## Exercise directions
All the data should be repeated exactly. Any image in it is left out.

Items from a data source
******************************

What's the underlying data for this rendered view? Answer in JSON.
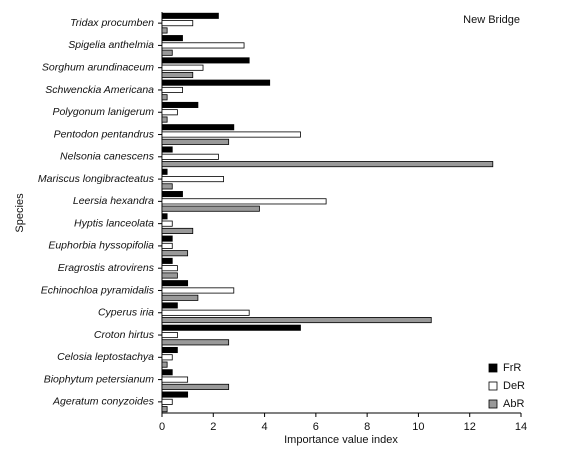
{
  "chart_data": {
    "type": "barh",
    "x_label": "Importance value index",
    "y_label": "Species",
    "annotation": "New Bridge",
    "categories": [
      "Tridax procumben",
      "Spigelia anthelmia",
      "Sorghum arundinaceum",
      "Schwenckia Americana",
      "Polygonum lanigerum",
      "Pentodon pentandrus",
      "Nelsonia canescens",
      "Mariscus longibracteatus",
      "Leersia hexandra",
      "Hyptis lanceolata",
      "Euphorbia hyssopifolia",
      "Eragrostis atrovirens",
      "Echinochloa pyramidalis",
      "Cyperus iria",
      "Croton hirtus",
      "Celosia leptostachya",
      "Biophytum petersianum",
      "Ageratum conyzoides"
    ],
    "series": [
      {
        "name": "FrR",
        "color": "#000000",
        "values": [
          2.2,
          0.8,
          3.4,
          4.2,
          1.4,
          2.8,
          0.4,
          0.2,
          0.8,
          0.2,
          0.4,
          0.4,
          1.0,
          0.6,
          5.4,
          0.6,
          0.4,
          1.0
        ]
      },
      {
        "name": "DeR",
        "color": "#ffffff",
        "values": [
          1.2,
          3.2,
          1.6,
          0.8,
          0.6,
          5.4,
          2.2,
          2.4,
          6.4,
          0.4,
          0.4,
          0.6,
          2.8,
          3.4,
          0.6,
          0.4,
          1.0,
          0.4
        ]
      },
      {
        "name": "AbR",
        "color": "#999999",
        "values": [
          0.2,
          0.4,
          1.2,
          0.2,
          0.2,
          2.6,
          12.9,
          0.4,
          3.8,
          1.2,
          1.0,
          0.6,
          1.4,
          10.5,
          2.6,
          0.2,
          2.6,
          0.2
        ]
      }
    ],
    "xlim": [
      0,
      14
    ],
    "xticks": [
      0,
      2,
      4,
      6,
      8,
      10,
      12,
      14
    ],
    "legend": "lower right"
  }
}
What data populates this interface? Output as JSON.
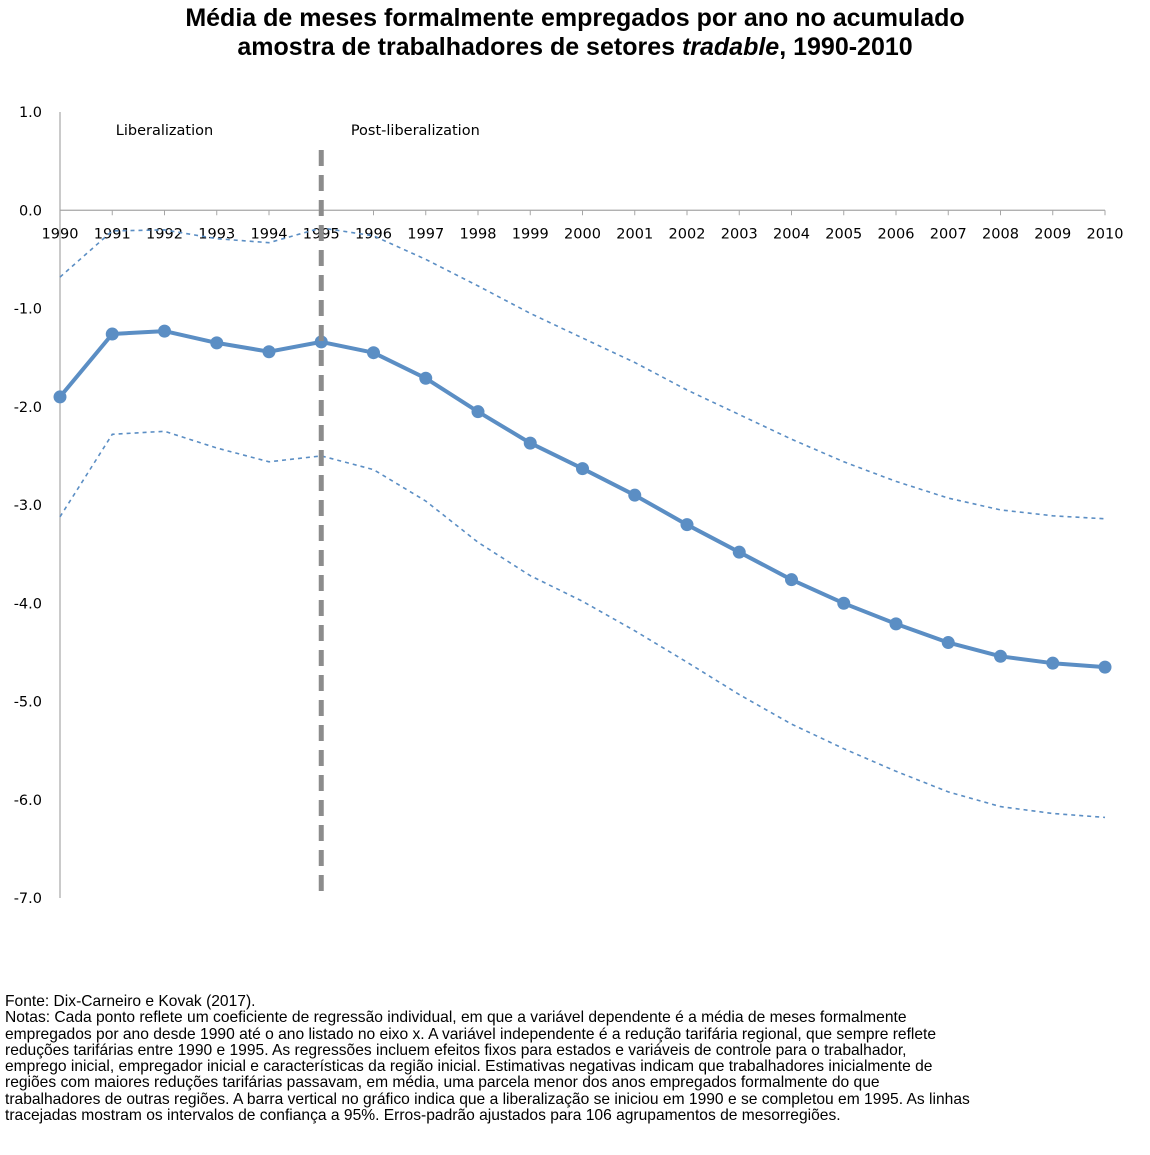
{
  "title": {
    "line1": "Média de meses formalmente empregados por ano no acumulado",
    "line2_prefix": "amostra de trabalhadores de setores ",
    "line2_italic": "tradable",
    "line2_suffix": ", 1990-2010"
  },
  "chart_data": {
    "type": "line",
    "title": "Média de meses formalmente empregados por ano no acumulado amostra de trabalhadores de setores tradable, 1990-2010",
    "xlabel": "",
    "ylabel": "",
    "x": [
      "1990",
      "1991",
      "1992",
      "1993",
      "1994",
      "1995",
      "1996",
      "1997",
      "1998",
      "1999",
      "2000",
      "2001",
      "2002",
      "2003",
      "2004",
      "2005",
      "2006",
      "2007",
      "2008",
      "2009",
      "2010"
    ],
    "ylim": [
      -7.0,
      1.0
    ],
    "yticks": [
      "1.0",
      "0.0",
      "-1.0",
      "-2.0",
      "-3.0",
      "-4.0",
      "-5.0",
      "-6.0",
      "-7.0"
    ],
    "series": [
      {
        "name": "",
        "style": "solid-markers",
        "color": "#5b8ec4",
        "values": [
          -1.9,
          -1.26,
          -1.23,
          -1.35,
          -1.44,
          -1.34,
          -1.45,
          -1.71,
          -2.05,
          -2.37,
          -2.63,
          -2.9,
          -3.2,
          -3.48,
          -3.76,
          -4.0,
          -4.21,
          -4.4,
          -4.54,
          -4.61,
          -4.65
        ]
      },
      {
        "name": "",
        "style": "dashed-upper",
        "color": "#5b8ec4",
        "values": [
          -0.68,
          -0.21,
          -0.2,
          -0.29,
          -0.33,
          -0.18,
          -0.26,
          -0.5,
          -0.77,
          -1.05,
          -1.3,
          -1.55,
          -1.83,
          -2.08,
          -2.33,
          -2.56,
          -2.76,
          -2.93,
          -3.05,
          -3.11,
          -3.14
        ]
      },
      {
        "name": "",
        "style": "dashed-lower",
        "color": "#5b8ec4",
        "values": [
          -3.12,
          -2.28,
          -2.25,
          -2.42,
          -2.56,
          -2.5,
          -2.64,
          -2.96,
          -3.38,
          -3.72,
          -3.98,
          -4.28,
          -4.6,
          -4.93,
          -5.23,
          -5.48,
          -5.71,
          -5.92,
          -6.07,
          -6.14,
          -6.18
        ]
      }
    ],
    "annotations": [
      {
        "text": "Liberalization",
        "x": "1992.0"
      },
      {
        "text": "Post-liberalization",
        "x": "1996.8"
      }
    ],
    "vline": {
      "x": "1995",
      "style": "dashed",
      "color": "#8c8c8c"
    },
    "grid": false
  },
  "footer": {
    "source": "Fonte: Dix-Carneiro e Kovak (2017).",
    "notes": [
      "Notas: Cada ponto reflete um coeficiente de regressão individual, em que a variável dependente é a média de meses formalmente",
      "empregados por ano desde 1990 até o ano listado no eixo x. A variável independente é a redução tarifária regional, que sempre reflete",
      "reduções tarifárias entre 1990 e 1995. As regressões incluem efeitos fixos para estados e variáveis de controle para o trabalhador,",
      "emprego inicial, empregador inicial e características da região inicial. Estimativas negativas indicam que trabalhadores inicialmente de",
      "regiões com maiores reduções tarifárias passavam, em média, uma parcela menor dos anos empregados formalmente do que",
      "trabalhadores de outras regiões. A barra vertical no gráfico indica que a liberalização se iniciou em 1990 e se completou em 1995. As linhas",
      "tracejadas mostram os intervalos de confiança a 95%. Erros-padrão ajustados para 106 agrupamentos de mesorregiões."
    ]
  }
}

******************************

## Solution for this task
What's the underlying data for this rendered view? Answer in JSON.
{
  "chart_data": {
    "type": "barh",
    "x_label": "Importance value index",
    "y_label": "Species",
    "annotation": "New Bridge",
    "categories": [
      "Tridax procumben",
      "Spigelia anthelmia",
      "Sorghum arundinaceum",
      "Schwenckia Americana",
      "Polygonum lanigerum",
      "Pentodon pentandrus",
      "Nelsonia canescens",
      "Mariscus longibracteatus",
      "Leersia hexandra",
      "Hyptis lanceolata",
      "Euphorbia hyssopifolia",
      "Eragrostis atrovirens",
      "Echinochloa pyramidalis",
      "Cyperus iria",
      "Croton hirtus",
      "Celosia leptostachya",
      "Biophytum petersianum",
      "Ageratum conyzoides"
    ],
    "series": [
      {
        "name": "FrR",
        "color": "#000000",
        "values": [
          2.2,
          0.8,
          3.4,
          4.2,
          1.4,
          2.8,
          0.4,
          0.2,
          0.8,
          0.2,
          0.4,
          0.4,
          1.0,
          0.6,
          5.4,
          0.6,
          0.4,
          1.0
        ]
      },
      {
        "name": "DeR",
        "color": "#ffffff",
        "values": [
          1.2,
          3.2,
          1.6,
          0.8,
          0.6,
          5.4,
          2.2,
          2.4,
          6.4,
          0.4,
          0.4,
          0.6,
          2.8,
          3.4,
          0.6,
          0.4,
          1.0,
          0.4
        ]
      },
      {
        "name": "AbR",
        "color": "#999999",
        "values": [
          0.2,
          0.4,
          1.2,
          0.2,
          0.2,
          2.6,
          12.9,
          0.4,
          3.8,
          1.2,
          1.0,
          0.6,
          1.4,
          10.5,
          2.6,
          0.2,
          2.6,
          0.2
        ]
      }
    ],
    "xlim": [
      0,
      14
    ],
    "xticks": [
      0,
      2,
      4,
      6,
      8,
      10,
      12,
      14
    ],
    "legend": "lower right"
  }
}
What data populates this interface? Output as JSON.
{
  "title": {
    "line1": "Média de meses formalmente empregados por ano no acumulado",
    "line2_prefix": "amostra de trabalhadores de setores ",
    "line2_italic": "tradable",
    "line2_suffix": ", 1990-2010"
  },
  "chart_data": {
    "type": "line",
    "title": "Média de meses formalmente empregados por ano no acumulado amostra de trabalhadores de setores tradable, 1990-2010",
    "xlabel": "",
    "ylabel": "",
    "x": [
      "1990",
      "1991",
      "1992",
      "1993",
      "1994",
      "1995",
      "1996",
      "1997",
      "1998",
      "1999",
      "2000",
      "2001",
      "2002",
      "2003",
      "2004",
      "2005",
      "2006",
      "2007",
      "2008",
      "2009",
      "2010"
    ],
    "ylim": [
      -7.0,
      1.0
    ],
    "yticks": [
      "1.0",
      "0.0",
      "-1.0",
      "-2.0",
      "-3.0",
      "-4.0",
      "-5.0",
      "-6.0",
      "-7.0"
    ],
    "series": [
      {
        "name": "",
        "style": "solid-markers",
        "color": "#5b8ec4",
        "values": [
          -1.9,
          -1.26,
          -1.23,
          -1.35,
          -1.44,
          -1.34,
          -1.45,
          -1.71,
          -2.05,
          -2.37,
          -2.63,
          -2.9,
          -3.2,
          -3.48,
          -3.76,
          -4.0,
          -4.21,
          -4.4,
          -4.54,
          -4.61,
          -4.65
        ]
      },
      {
        "name": "",
        "style": "dashed-upper",
        "color": "#5b8ec4",
        "values": [
          -0.68,
          -0.21,
          -0.2,
          -0.29,
          -0.33,
          -0.18,
          -0.26,
          -0.5,
          -0.77,
          -1.05,
          -1.3,
          -1.55,
          -1.83,
          -2.08,
          -2.33,
          -2.56,
          -2.76,
          -2.93,
          -3.05,
          -3.11,
          -3.14
        ]
      },
      {
        "name": "",
        "style": "dashed-lower",
        "color": "#5b8ec4",
        "values": [
          -3.12,
          -2.28,
          -2.25,
          -2.42,
          -2.56,
          -2.5,
          -2.64,
          -2.96,
          -3.38,
          -3.72,
          -3.98,
          -4.28,
          -4.6,
          -4.93,
          -5.23,
          -5.48,
          -5.71,
          -5.92,
          -6.07,
          -6.14,
          -6.18
        ]
      }
    ],
    "annotations": [
      {
        "text": "Liberalization",
        "x": "1992.0"
      },
      {
        "text": "Post-liberalization",
        "x": "1996.8"
      }
    ],
    "vline": {
      "x": "1995",
      "style": "dashed",
      "color": "#8c8c8c"
    },
    "grid": false
  },
  "footer": {
    "source": "Fonte: Dix-Carneiro e Kovak (2017).",
    "notes": [
      "Notas: Cada ponto reflete um coeficiente de regressão individual, em que a variável dependente é a média de meses formalmente",
      "empregados por ano desde 1990 até o ano listado no eixo x. A variável independente é a redução tarifária regional, que sempre reflete",
      "reduções tarifárias entre 1990 e 1995. As regressões incluem efeitos fixos para estados e variáveis de controle para o trabalhador,",
      "emprego inicial, empregador inicial e características da região inicial. Estimativas negativas indicam que trabalhadores inicialmente de",
      "regiões com maiores reduções tarifárias passavam, em média, uma parcela menor dos anos empregados formalmente do que",
      "trabalhadores de outras regiões. A barra vertical no gráfico indica que a liberalização se iniciou em 1990 e se completou em 1995. As linhas",
      "tracejadas mostram os intervalos de confiança a 95%. Erros-padrão ajustados para 106 agrupamentos de mesorregiões."
    ]
  }
}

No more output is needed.